### Aim
Provide an exact copy of the data, excluding the images.

Saved entries
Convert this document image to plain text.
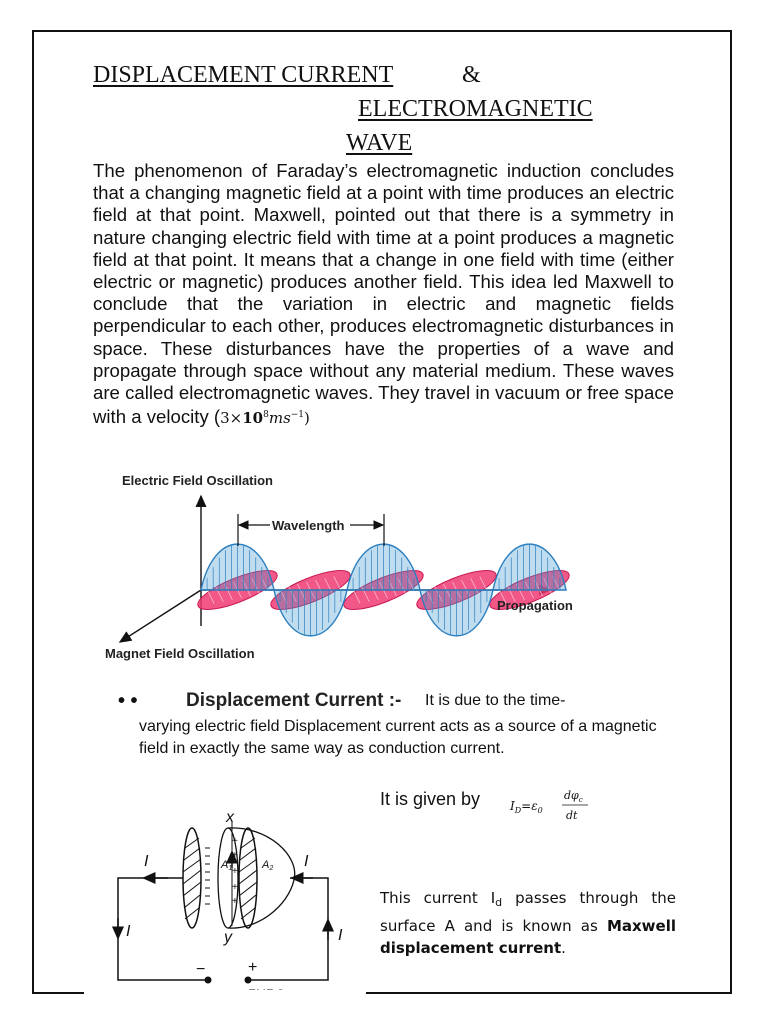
DISPLACEMENT CURRENT	&
ELECTROMAGNETIC
WAVE
The phenomenon of Faraday’s electromagnetic induction concludes that a changing magnetic field at a point with time produces an electric field at that point. Maxwell, pointed out that there is a symmetry in nature changing electric field with time at a point produces a magnetic field at that point. It means that a change in one field with time (either electric or magnetic) produces another field. This idea led Maxwell to conclude that the variation in electric and magnetic fields perpendicular to each other, produces electromagnetic disturbances in space. These disturbances have the properties of a wave and propagate through space without any material medium. These waves are called electromagnetic waves. They travel in vacuum or free space with a velocity $(3\times 10^8ms^{-1})$
Electric Field Oscillation
Wavelength
Propagation
Magnet Field Oscillation
• •	Displacement Current :- It is due to the time-
varying electric field Displacement current acts as a source of a magnetic field in exactly the same way as conduction current.
It is given by $I_D=\varepsilon_0$
$d\varphi_c$
dt
+
+
+
+
+
x
y
I	I
I	I
A1	A2
−	+
This current $I_d$ passes through the surface A and is known as Maxwell displacement current.
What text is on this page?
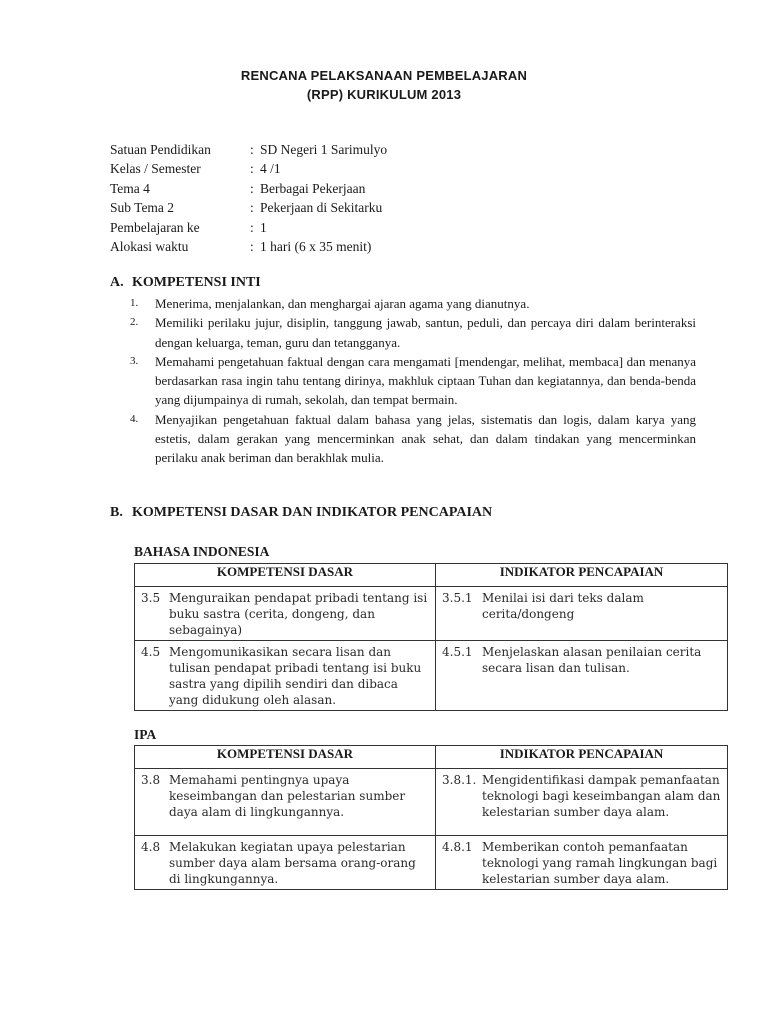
RENCANA PELAKSANAAN PEMBELAJARAN
(RPP) KURIKULUM 2013
Satuan Pendidikan	: SD Negeri 1 Sarimulyo
Kelas / Semester	: 4 /1
Tema 4	: Berbagai Pekerjaan
Sub Tema 2	: Pekerjaan di Sekitarku
Pembelajaran ke	: 1
Alokasi waktu	: 1 hari (6 x 35 menit)
A. KOMPETENSI INTI
1.	Menerima, menjalankan, dan menghargai ajaran agama yang dianutnya.
2.	Memiliki perilaku jujur, disiplin, tanggung jawab, santun, peduli, dan percaya diri dalam berinteraksi dengan keluarga, teman, guru dan tetangganya.
3.	Memahami pengetahuan faktual dengan cara mengamati [mendengar, melihat, membaca] dan menanya berdasarkan rasa ingin tahu tentang dirinya, makhluk ciptaan Tuhan dan kegiatannya, dan benda-benda yang dijumpainya di rumah, sekolah, dan tempat bermain.
4.	Menyajikan pengetahuan faktual dalam bahasa yang jelas, sistematis dan logis, dalam karya yang estetis, dalam gerakan yang mencerminkan anak sehat, dan dalam tindakan yang mencerminkan perilaku anak beriman dan berakhlak mulia.
B. KOMPETENSI DASAR DAN INDIKATOR PENCAPAIAN
BAHASA INDONESIA
KOMPETENSI DASAR	INDIKATOR PENCAPAIAN

3.5 Menguraikan pendapat pribadi tentang isi buku sastra (cerita, dongeng, dan sebagainya)	3.5.1 Menilai isi dari teks dalam cerita/dongeng

4.5 Mengomunikasikan secara lisan dan tulisan pendapat pribadi tentang isi buku sastra yang dipilih sendiri dan dibaca yang didukung oleh alasan.	4.5.1 Menjelaskan alasan penilaian cerita secara lisan dan tulisan.
IPA
KOMPETENSI DASAR	INDIKATOR PENCAPAIAN

3.8 Memahami pentingnya upaya keseimbangan dan pelestarian sumber daya alam di lingkungannya.	3.8.1. Mengidentifikasi dampak pemanfaatan teknologi bagi keseimbangan alam dan kelestarian sumber daya alam.

4.8 Melakukan kegiatan upaya pelestarian sumber daya alam bersama orang-orang di lingkungannya.	4.8.1 Memberikan contoh pemanfaatan teknologi yang ramah lingkungan bagi kelestarian sumber daya alam.
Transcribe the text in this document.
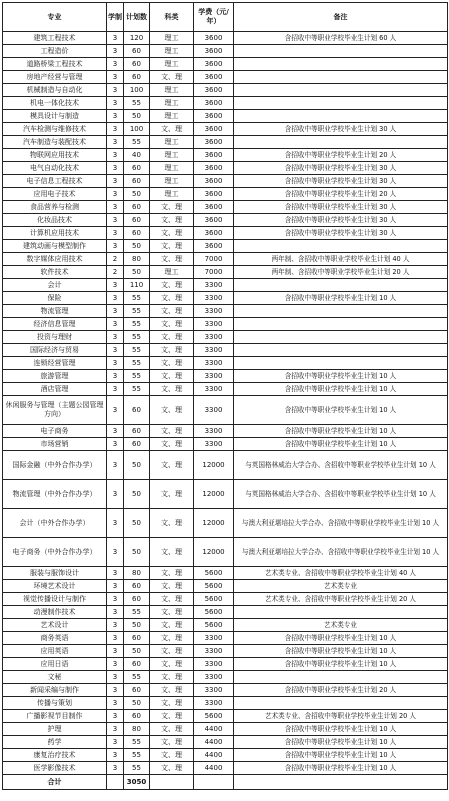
专业	学制	计划数	科类	学费（元/年）	备注
建筑工程技术	3	120	理工	3600	含招收中等职业学校毕业生计划 60 人
工程造价	3	60	理工	3600	
道路桥梁工程技术	3	60	理工	3600	
房地产经营与管理	3	60	文、理	3600	
机械制造与自动化	3	100	理工	3600	
机电一体化技术	3	55	理工	3600	
模具设计与制造	3	50	理工	3600	
汽车检测与维修技术	3	100	文、理	3600	含招收中等职业学校毕业生计划 30 人
汽车制造与装配技术	3	55	理工	3600	
物联网应用技术	3	40	理工	3600	含招收中等职业学校毕业生计划 20 人
电气自动化技术	3	60	理工	3600	含招收中等职业学校毕业生计划 30 人
电子信息工程技术	3	60	理工	3600	含招收中等职业学校毕业生计划 30 人
应用电子技术	3	50	理工	3600	含招收中等职业学校毕业生计划 20 人
食品营养与检测	3	60	文、理	3600	含招收中等职业学校毕业生计划 30 人
化妆品技术	3	60	文、理	3600	含招收中等职业学校毕业生计划 30 人
计算机应用技术	3	60	文、理	3600	含招收中等职业学校毕业生计划 30 人
建筑动画与模型制作	3	50	文、理	3600	
数字媒体应用技术	2	80	文、理	7000	两年制、含招收中等职业学校毕业生计划 40 人
软件技术	2	50	理工	7000	两年制、含招收中等职业学校毕业生计划 20 人
会计	3	110	文、理	3300	
保险	3	55	文、理	3300	含招收中等职业学校毕业生计划 10 人
物流管理	3	55	文、理	3300	
经济信息管理	3	55	文、理	3300	
投资与理财	3	55	文、理	3300	
国际经济与贸易	3	55	文、理	3300	
连锁经营管理	3	55	文、理	3300	
旅游管理	3	55	文、理	3300	含招收中等职业学校毕业生计划 10 人
酒店管理	3	55	文、理	3300	含招收中等职业学校毕业生计划 10 人
休闲服务与管理（主题公园管理方向）	3	60	文、理	3300	含招收中等职业学校毕业生计划 10 人
电子商务	3	60	文、理	3300	含招收中等职业学校毕业生计划 10 人
市场营销	3	60	文、理	3300	含招收中等职业学校毕业生计划 10 人
国际金融（中外合作办学）	3	50	文、理	12000	与英国格林威治大学合办、含招收中等职业学校毕业生计划 10 人
物流管理（中外合作办学）	3	50	文、理	12000	与英国格林威治大学合办、含招收中等职业学校毕业生计划 10 人
会计（中外合作办学）	3	50	文、理	12000	与澳大利亚堪培拉大学合办、含招收中等职业学校毕业生计划 10 人
电子商务（中外合作办学）	3	50	文、理	12000	与澳大利亚堪培拉大学合办、含招收中等职业学校毕业生计划 10 人
服装与服饰设计	3	80	文、理	5600	艺术类专业、含招收中等职业学校毕业生计划 40 人
环境艺术设计	3	60	文、理	5600	艺术类专业
视觉传播设计与制作	3	60	文、理	5600	艺术类专业、含招收中等职业学校毕业生计划 20 人
动漫制作技术	3	55	文、理	5600	
艺术设计	3	50	文、理	5600	艺术类专业
商务英语	3	60	文、理	3300	含招收中等职业学校毕业生计划 10 人
应用英语	3	50	文、理	3300	含招收中等职业学校毕业生计划 10 人
应用日语	3	60	文、理	3300	含招收中等职业学校毕业生计划 10 人
文秘	3	55	文、理	3300	
新闻采编与制作	3	60	文、理	3300	含招收中等职业学校毕业生计划 20 人
传播与策划	3	50	文、理	3300	
广播影视节目制作	3	60	文、理	5600	艺术类专业、含招收中等职业学校毕业生计划 20 人
护理	3	80	文、理	4400	含招收中等职业学校毕业生计划 10 人
药学	3	55	文、理	4400	含招收中等职业学校毕业生计划 10 人
康复治疗技术	3	55	文、理	4400	含招收中等职业学校毕业生计划 10 人
医学影像技术	3	55	文、理	4400	含招收中等职业学校毕业生计划 10 人
合计		3050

### Answer for the task
Convert this document image to plain text.
DISPLACEMENT CURRENT	&
ELECTROMAGNETIC
WAVE
The phenomenon of Faraday’s electromagnetic induction concludes that a changing magnetic field at a point with time produces an electric field at that point. Maxwell, pointed out that there is a symmetry in nature changing electric field with time at a point produces a magnetic field at that point. It means that a change in one field with time (either electric or magnetic) produces another field. This idea led Maxwell to conclude that the variation in electric and magnetic fields perpendicular to each other, produces electromagnetic disturbances in space. These disturbances have the properties of a wave and propagate through space without any material medium. These waves are called electromagnetic waves. They travel in vacuum or free space with a velocity $(3\times 10^8ms^{-1})$
Electric Field Oscillation
Wavelength
Propagation
Magnet Field Oscillation
• •	Displacement Current :- It is due to the time-
varying electric field Displacement current acts as a source of a magnetic field in exactly the same way as conduction current.
It is given by $I_D=\varepsilon_0$
$d\varphi_c$
dt
+
+
+
+
+
x
y
I	I
I	I
A1	A2
−	+
This current $I_d$ passes through the surface A and is known as Maxwell displacement current.
What text is on this page?
RENCANA PELAKSANAAN PEMBELAJARAN
(RPP) KURIKULUM 2013
Satuan Pendidikan	: SD Negeri 1 Sarimulyo
Kelas / Semester	: 4 /1
Tema 4	: Berbagai Pekerjaan
Sub Tema 2	: Pekerjaan di Sekitarku
Pembelajaran ke	: 1
Alokasi waktu	: 1 hari (6 x 35 menit)
A. KOMPETENSI INTI
1.	Menerima, menjalankan, dan menghargai ajaran agama yang dianutnya.
2.	Memiliki perilaku jujur, disiplin, tanggung jawab, santun, peduli, dan percaya diri dalam berinteraksi dengan keluarga, teman, guru dan tetangganya.
3.	Memahami pengetahuan faktual dengan cara mengamati [mendengar, melihat, membaca] dan menanya berdasarkan rasa ingin tahu tentang dirinya, makhluk ciptaan Tuhan dan kegiatannya, dan benda-benda yang dijumpainya di rumah, sekolah, dan tempat bermain.
4.	Menyajikan pengetahuan faktual dalam bahasa yang jelas, sistematis dan logis, dalam karya yang estetis, dalam gerakan yang mencerminkan anak sehat, dan dalam tindakan yang mencerminkan perilaku anak beriman dan berakhlak mulia.
B. KOMPETENSI DASAR DAN INDIKATOR PENCAPAIAN
BAHASA INDONESIA
KOMPETENSI DASAR	INDIKATOR PENCAPAIAN

3.5 Menguraikan pendapat pribadi tentang isi buku sastra (cerita, dongeng, dan sebagainya)	3.5.1 Menilai isi dari teks dalam cerita/dongeng

4.5 Mengomunikasikan secara lisan dan tulisan pendapat pribadi tentang isi buku sastra yang dipilih sendiri dan dibaca yang didukung oleh alasan.	4.5.1 Menjelaskan alasan penilaian cerita secara lisan dan tulisan.
IPA
KOMPETENSI DASAR	INDIKATOR PENCAPAIAN

3.8 Memahami pentingnya upaya keseimbangan dan pelestarian sumber daya alam di lingkungannya.	3.8.1. Mengidentifikasi dampak pemanfaatan teknologi bagi keseimbangan alam dan kelestarian sumber daya alam.

4.8 Melakukan kegiatan upaya pelestarian sumber daya alam bersama orang-orang di lingkungannya.	4.8.1 Memberikan contoh pemanfaatan teknologi yang ramah lingkungan bagi kelestarian sumber daya alam.
Transcribe the text in this document.
专业	学制	计划数	科类	学费（元/年）	备注
建筑工程技术	3	120	理工	3600	含招收中等职业学校毕业生计划 60 人
工程造价	3	60	理工	3600	
道路桥梁工程技术	3	60	理工	3600	
房地产经营与管理	3	60	文、理	3600	
机械制造与自动化	3	100	理工	3600	
机电一体化技术	3	55	理工	3600	
模具设计与制造	3	50	理工	3600	
汽车检测与维修技术	3	100	文、理	3600	含招收中等职业学校毕业生计划 30 人
汽车制造与装配技术	3	55	理工	3600	
物联网应用技术	3	40	理工	3600	含招收中等职业学校毕业生计划 20 人
电气自动化技术	3	60	理工	3600	含招收中等职业学校毕业生计划 30 人
电子信息工程技术	3	60	理工	3600	含招收中等职业学校毕业生计划 30 人
应用电子技术	3	50	理工	3600	含招收中等职业学校毕业生计划 20 人
食品营养与检测	3	60	文、理	3600	含招收中等职业学校毕业生计划 30 人
化妆品技术	3	60	文、理	3600	含招收中等职业学校毕业生计划 30 人
计算机应用技术	3	60	文、理	3600	含招收中等职业学校毕业生计划 30 人
建筑动画与模型制作	3	50	文、理	3600	
数字媒体应用技术	2	80	文、理	7000	两年制、含招收中等职业学校毕业生计划 40 人
软件技术	2	50	理工	7000	两年制、含招收中等职业学校毕业生计划 20 人
会计	3	110	文、理	3300	
保险	3	55	文、理	3300	含招收中等职业学校毕业生计划 10 人
物流管理	3	55	文、理	3300	
经济信息管理	3	55	文、理	3300	
投资与理财	3	55	文、理	3300	
国际经济与贸易	3	55	文、理	3300	
连锁经营管理	3	55	文、理	3300	
旅游管理	3	55	文、理	3300	含招收中等职业学校毕业生计划 10 人
酒店管理	3	55	文、理	3300	含招收中等职业学校毕业生计划 10 人
休闲服务与管理（主题公园管理方向）	3	60	文、理	3300	含招收中等职业学校毕业生计划 10 人
电子商务	3	60	文、理	3300	含招收中等职业学校毕业生计划 10 人
市场营销	3	60	文、理	3300	含招收中等职业学校毕业生计划 10 人
国际金融（中外合作办学）	3	50	文、理	12000	与英国格林威治大学合办、含招收中等职业学校毕业生计划 10 人
物流管理（中外合作办学）	3	50	文、理	12000	与英国格林威治大学合办、含招收中等职业学校毕业生计划 10 人
会计（中外合作办学）	3	50	文、理	12000	与澳大利亚堪培拉大学合办、含招收中等职业学校毕业生计划 10 人
电子商务（中外合作办学）	3	50	文、理	12000	与澳大利亚堪培拉大学合办、含招收中等职业学校毕业生计划 10 人
服装与服饰设计	3	80	文、理	5600	艺术类专业、含招收中等职业学校毕业生计划 40 人
环境艺术设计	3	60	文、理	5600	艺术类专业
视觉传播设计与制作	3	60	文、理	5600	艺术类专业、含招收中等职业学校毕业生计划 20 人
动漫制作技术	3	55	文、理	5600	
艺术设计	3	50	文、理	5600	艺术类专业
商务英语	3	60	文、理	3300	含招收中等职业学校毕业生计划 10 人
应用英语	3	50	文、理	3300	含招收中等职业学校毕业生计划 10 人
应用日语	3	60	文、理	3300	含招收中等职业学校毕业生计划 10 人
文秘	3	55	文、理	3300	
新闻采编与制作	3	60	文、理	3300	含招收中等职业学校毕业生计划 20 人
传播与策划	3	50	文、理	3300	
广播影视节目制作	3	60	文、理	5600	艺术类专业、含招收中等职业学校毕业生计划 20 人
护理	3	80	文、理	4400	含招收中等职业学校毕业生计划 10 人
药学	3	55	文、理	4400	含招收中等职业学校毕业生计划 10 人
康复治疗技术	3	55	文、理	4400	含招收中等职业学校毕业生计划 10 人
医学影像技术	3	55	文、理	4400	含招收中等职业学校毕业生计划 10 人
合计		3050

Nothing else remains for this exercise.